Number of resident records reviewed: 5
Number of staff records reviewed: 3
Number of interviews conducted with residents: 2
Number of interviews conducted with staff: 2
Observations by licensing inspector: During the inspection the inspector viewed the buildings and grounds, medication passes, activities and meals.
Additional Comments/Discussion: Facility has already been in contact with the Infection Control Team and the infection control policy has been reviewed.
An exit meeting will be conducted to review the inspection findings.
The evidence gathered during the inspection determined non-compliance with applicable standard(s) or law, and violation(s) were documented on the violation notice issued to the facility. The licensee has the opportunity to submit a plan of correction to indicate how the cited violation(s) will be addressed in order to return the facility to compliance and maintain future compliance with applicable standard(s) or law.
If the licensee wishes to provide a plan of correction: (i) type the plan on a separate Word document, (ii) identify the standard violation number being addressed, (iii) include the date the violation will be corrected, (IV) do not include any names or confidential information, and (V) return to the licensing inspector by email within five (5) business days of the exit interview.
Compliance with all applicable regulations and law shall be maintained and any areas of noncompliance must be corrected.
Within 15 calendar days of your receipt of the inspection findings (inspection summary, violation notice, and supplemental information), you may request a review and discussion of these findings with the inspector's immediate supervisor. To make a request for review and discussion, you must contact the licensing supervisor at the regional licensing office that serves your geographical area.
══════
> _WORK TASK A_
Copy the inspection summary word for word, from "Within 15 calendar" up to and including "your geographical area.".
> _WORK TASK B_
Go on with the inspection summary, picking up after its last sentence.
══════
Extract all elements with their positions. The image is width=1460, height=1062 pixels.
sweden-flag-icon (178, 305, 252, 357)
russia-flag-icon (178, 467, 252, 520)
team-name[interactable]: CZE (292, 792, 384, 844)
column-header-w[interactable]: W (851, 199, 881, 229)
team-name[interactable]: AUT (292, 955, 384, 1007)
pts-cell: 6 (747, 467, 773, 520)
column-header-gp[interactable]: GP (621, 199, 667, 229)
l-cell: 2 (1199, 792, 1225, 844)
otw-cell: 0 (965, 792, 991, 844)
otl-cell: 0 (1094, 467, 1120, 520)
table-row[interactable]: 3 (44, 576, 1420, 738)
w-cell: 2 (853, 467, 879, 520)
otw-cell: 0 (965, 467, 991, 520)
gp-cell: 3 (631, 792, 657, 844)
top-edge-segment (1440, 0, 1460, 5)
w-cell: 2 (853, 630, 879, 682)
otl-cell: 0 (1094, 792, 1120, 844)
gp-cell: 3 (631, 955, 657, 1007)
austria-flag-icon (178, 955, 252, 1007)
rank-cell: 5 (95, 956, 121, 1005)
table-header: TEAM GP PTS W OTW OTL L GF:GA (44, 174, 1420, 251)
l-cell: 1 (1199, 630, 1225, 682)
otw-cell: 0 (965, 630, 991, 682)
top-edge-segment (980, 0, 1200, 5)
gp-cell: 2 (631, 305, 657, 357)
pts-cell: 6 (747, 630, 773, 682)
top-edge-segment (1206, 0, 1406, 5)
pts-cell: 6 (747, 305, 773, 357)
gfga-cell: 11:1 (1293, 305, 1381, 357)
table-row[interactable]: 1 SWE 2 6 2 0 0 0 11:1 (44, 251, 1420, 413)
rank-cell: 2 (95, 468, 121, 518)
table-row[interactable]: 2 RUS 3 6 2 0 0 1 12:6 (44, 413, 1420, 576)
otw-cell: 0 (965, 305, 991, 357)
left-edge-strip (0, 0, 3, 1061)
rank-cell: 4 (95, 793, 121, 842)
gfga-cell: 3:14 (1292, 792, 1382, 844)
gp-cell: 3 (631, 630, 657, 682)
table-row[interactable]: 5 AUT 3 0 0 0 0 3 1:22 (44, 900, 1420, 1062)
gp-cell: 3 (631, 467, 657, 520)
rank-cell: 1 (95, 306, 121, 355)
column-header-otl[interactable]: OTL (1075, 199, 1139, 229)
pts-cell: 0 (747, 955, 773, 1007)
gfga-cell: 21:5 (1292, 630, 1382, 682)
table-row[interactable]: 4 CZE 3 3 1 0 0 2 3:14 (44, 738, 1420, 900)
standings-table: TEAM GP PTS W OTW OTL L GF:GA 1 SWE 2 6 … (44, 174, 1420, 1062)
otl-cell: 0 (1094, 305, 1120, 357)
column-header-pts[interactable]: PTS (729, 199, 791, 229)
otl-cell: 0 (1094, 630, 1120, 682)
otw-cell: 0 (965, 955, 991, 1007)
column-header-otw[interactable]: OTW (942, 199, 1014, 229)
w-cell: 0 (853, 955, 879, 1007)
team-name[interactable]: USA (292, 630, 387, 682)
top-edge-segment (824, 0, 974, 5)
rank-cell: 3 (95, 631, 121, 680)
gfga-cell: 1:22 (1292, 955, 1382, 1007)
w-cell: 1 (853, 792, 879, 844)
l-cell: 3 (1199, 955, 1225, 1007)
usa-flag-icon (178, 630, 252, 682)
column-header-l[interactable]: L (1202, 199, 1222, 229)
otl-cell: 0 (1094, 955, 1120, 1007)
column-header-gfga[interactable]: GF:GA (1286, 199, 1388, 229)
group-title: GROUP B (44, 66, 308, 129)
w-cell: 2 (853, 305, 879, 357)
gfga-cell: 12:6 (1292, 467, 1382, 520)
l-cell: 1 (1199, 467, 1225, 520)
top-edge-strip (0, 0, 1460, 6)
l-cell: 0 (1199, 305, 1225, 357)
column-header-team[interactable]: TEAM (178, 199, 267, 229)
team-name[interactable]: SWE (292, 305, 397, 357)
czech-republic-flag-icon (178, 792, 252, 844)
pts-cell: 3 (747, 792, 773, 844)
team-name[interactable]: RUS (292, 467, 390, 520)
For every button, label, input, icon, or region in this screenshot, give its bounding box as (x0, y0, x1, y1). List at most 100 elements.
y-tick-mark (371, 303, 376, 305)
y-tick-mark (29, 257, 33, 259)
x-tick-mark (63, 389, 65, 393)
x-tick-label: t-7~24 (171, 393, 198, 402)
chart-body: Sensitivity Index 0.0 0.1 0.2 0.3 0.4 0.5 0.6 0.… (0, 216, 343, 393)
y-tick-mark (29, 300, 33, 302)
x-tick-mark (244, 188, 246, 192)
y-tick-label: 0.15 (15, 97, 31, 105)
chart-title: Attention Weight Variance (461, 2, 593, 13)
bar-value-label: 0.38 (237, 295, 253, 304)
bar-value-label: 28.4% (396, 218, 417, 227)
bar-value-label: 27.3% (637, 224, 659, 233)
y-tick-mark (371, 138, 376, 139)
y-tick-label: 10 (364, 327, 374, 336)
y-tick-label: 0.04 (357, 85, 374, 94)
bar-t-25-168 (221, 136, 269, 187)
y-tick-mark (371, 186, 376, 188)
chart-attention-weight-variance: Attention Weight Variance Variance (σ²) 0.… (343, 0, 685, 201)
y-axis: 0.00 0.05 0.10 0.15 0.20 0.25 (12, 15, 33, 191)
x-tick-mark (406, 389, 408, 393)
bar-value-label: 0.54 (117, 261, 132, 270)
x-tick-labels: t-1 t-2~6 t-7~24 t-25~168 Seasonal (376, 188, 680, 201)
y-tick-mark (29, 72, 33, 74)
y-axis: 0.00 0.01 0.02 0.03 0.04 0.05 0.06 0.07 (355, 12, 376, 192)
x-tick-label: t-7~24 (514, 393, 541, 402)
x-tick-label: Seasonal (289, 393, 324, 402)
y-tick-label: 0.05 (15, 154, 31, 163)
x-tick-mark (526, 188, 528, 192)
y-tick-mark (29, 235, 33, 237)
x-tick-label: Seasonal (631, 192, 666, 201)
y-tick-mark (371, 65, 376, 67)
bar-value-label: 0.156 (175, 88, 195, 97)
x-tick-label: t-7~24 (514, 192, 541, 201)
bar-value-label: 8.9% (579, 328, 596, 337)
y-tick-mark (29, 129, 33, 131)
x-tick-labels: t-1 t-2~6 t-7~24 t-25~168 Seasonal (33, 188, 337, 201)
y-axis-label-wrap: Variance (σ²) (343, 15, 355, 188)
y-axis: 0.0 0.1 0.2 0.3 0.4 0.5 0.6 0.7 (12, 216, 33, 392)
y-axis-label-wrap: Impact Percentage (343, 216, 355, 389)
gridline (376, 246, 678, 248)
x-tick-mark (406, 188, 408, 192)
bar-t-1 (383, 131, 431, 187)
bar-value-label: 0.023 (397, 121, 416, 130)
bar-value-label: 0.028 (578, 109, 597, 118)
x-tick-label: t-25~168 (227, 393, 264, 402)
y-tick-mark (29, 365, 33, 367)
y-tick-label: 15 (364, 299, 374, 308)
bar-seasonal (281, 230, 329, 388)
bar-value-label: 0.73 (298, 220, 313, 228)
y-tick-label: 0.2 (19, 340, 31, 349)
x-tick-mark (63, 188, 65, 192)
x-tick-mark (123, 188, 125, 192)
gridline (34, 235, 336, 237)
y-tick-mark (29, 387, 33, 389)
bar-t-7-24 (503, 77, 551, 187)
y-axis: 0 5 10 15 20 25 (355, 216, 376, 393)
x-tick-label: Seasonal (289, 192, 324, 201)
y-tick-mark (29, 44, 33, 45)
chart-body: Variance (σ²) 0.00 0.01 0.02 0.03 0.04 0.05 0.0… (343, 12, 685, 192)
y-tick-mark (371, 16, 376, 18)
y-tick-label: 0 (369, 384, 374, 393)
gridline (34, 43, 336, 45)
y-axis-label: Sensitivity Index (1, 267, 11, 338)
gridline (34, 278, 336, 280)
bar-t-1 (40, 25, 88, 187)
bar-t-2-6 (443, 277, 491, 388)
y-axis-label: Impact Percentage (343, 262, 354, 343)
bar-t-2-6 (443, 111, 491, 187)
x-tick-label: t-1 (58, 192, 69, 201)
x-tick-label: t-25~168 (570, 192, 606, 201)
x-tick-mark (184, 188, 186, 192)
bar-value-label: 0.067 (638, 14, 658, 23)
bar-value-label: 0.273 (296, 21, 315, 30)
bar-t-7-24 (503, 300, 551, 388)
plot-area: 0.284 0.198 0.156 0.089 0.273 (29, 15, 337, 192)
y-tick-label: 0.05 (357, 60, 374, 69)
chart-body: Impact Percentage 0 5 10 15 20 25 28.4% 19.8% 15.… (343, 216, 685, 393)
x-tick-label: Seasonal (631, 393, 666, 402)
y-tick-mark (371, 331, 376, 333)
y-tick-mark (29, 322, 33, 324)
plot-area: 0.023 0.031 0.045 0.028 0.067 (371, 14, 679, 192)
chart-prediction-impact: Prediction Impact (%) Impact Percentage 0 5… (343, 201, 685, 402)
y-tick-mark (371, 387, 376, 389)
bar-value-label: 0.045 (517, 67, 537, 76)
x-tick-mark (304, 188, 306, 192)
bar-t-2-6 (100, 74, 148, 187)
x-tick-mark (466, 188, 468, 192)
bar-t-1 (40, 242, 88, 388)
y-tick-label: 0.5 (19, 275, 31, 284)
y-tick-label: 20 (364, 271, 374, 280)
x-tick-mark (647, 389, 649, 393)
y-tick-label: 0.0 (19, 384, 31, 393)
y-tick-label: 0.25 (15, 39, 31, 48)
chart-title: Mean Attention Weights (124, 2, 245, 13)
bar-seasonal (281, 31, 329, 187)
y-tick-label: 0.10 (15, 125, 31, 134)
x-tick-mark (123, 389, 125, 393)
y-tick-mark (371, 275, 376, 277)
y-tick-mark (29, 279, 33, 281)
══════
> _EXERCISE OUTPUT A_
Within 15 calendar days of your receipt of the inspection findings (inspection summary, violation notice, and supplemental information), you may request a review and discussion of these findings with the inspector's immediate supervisor. To make a request for review and discussion, you must contact the licensing supervisor at the regional licensing office that serves your geographical area.

> _EXERCISE OUTPUT B_
Regardless of whether a supervisory review has been requested, the results of the inspection will be posted to the DSS public website within 5 business days of your receipt of the Inspection Summary and/ or Violation Notice.
The department's inspection findings are subject to public disclosure.
Please Note: A copy of the findings of the most recent inspection are required to be posted on the premises of the facility.
For more information about the VDSS Licensing Programs, please visit: www.dss.virginia.gov
Should you have any questions, please contact Alyshia E. Walker, Licensing Inspector at (757) 670-0504 or by email at Alyshia.Walker@dss.virginia.gov
Standard #: 22VAC40-73-325-B Description: Based on record review, the facility failed to ensure that a fall risk rating was completed at least annually.
1. Resident #3`s last documented fall risk assessment was dated 6/3/21.
2. Staff #2 acknowledged the last fall risk assessment was completed on 6/3/21.
Plan of Correction: 1. Resident #3?s fall risk assessment was updated on 8/4/22.
2. All resident charts will be audited to ensure fall risk assessments have been
completed within the past 12 months. The resident care coordinator will be
re-educated on completing the fall risk assessments annually.
3. The Director of Nursing/designee will audit resident charts that are due for
annual ISP every month for three months to ensure fall risk assessments have
been done at least annually.
Standard #: 22VAC40-73-720-A Description: Based on record review, the facility failed to ensure the Do Not Resuscitate (DNR) order was documented on the Individualized Service Plan (ISP).
1. Resident #2 has a DNR which was not documented on the resident?s ISP.
2. Staff #2 acknowledged the ISP did not document the resident?s DNR.
Plan of Correction: 1. The ISP for resident #2 was updated to reflect the DNR status.
2. All resident ISPs were audited to ensure accuracy of code status on the ISP. The Resident Care Coordinator will be re-educated on updating the ISP when there is a change in the code status.
3. The Director of Nursing/designee will audit all annual ISPs that are due that month monthly for three months to ensure accuracy of the code status.
This information is provided by the Virginia Department of Social Services, which neither endorses any facility nor guarantees that the information is complete. It should not be used as the sole source in evaluating and/or selecting a facility.